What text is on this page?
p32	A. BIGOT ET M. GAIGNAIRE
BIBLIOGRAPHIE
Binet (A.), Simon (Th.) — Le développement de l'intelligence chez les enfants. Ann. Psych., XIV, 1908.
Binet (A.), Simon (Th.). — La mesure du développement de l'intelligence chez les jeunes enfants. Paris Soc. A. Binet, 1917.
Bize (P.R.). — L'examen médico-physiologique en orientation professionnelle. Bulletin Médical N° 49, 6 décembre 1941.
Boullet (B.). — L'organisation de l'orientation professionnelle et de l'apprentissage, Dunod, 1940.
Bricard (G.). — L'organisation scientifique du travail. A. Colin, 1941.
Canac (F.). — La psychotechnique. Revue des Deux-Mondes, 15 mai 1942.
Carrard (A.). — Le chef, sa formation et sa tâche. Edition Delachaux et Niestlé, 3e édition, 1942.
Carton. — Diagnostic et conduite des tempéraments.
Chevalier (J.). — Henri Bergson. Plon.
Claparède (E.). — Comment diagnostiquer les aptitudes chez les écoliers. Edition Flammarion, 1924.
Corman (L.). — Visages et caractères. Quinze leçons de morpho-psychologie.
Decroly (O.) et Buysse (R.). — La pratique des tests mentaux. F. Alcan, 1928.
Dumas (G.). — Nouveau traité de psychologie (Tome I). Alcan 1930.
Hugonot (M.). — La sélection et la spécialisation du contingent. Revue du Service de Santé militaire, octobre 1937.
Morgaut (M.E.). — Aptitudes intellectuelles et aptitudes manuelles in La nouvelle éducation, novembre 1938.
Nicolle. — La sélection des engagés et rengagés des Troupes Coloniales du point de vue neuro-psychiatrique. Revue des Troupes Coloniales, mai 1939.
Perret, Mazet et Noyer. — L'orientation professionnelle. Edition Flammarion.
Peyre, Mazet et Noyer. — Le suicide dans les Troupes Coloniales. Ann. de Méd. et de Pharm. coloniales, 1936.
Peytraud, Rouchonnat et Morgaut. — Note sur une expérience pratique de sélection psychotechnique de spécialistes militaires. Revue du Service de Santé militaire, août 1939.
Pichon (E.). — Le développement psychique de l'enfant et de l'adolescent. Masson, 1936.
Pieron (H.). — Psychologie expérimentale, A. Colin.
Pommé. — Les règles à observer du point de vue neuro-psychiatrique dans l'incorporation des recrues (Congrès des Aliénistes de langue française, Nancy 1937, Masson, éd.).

◇ ◇ ◇

All lines of the data above that include the word "développement" must be shown.

### Response for this exercise
Binet (A.), Simon (Th.) — Le développement de l'intelligence chez les enfants. Ann. Psych., XIV, 1908.
Binet (A.), Simon (Th.). — La mesure du développement de l'intelligence chez les jeunes enfants. Paris Soc. A. Binet, 1917.
Pichon (E.). — Le développement psychique de l'enfant et de l'adolescent. Masson, 1936.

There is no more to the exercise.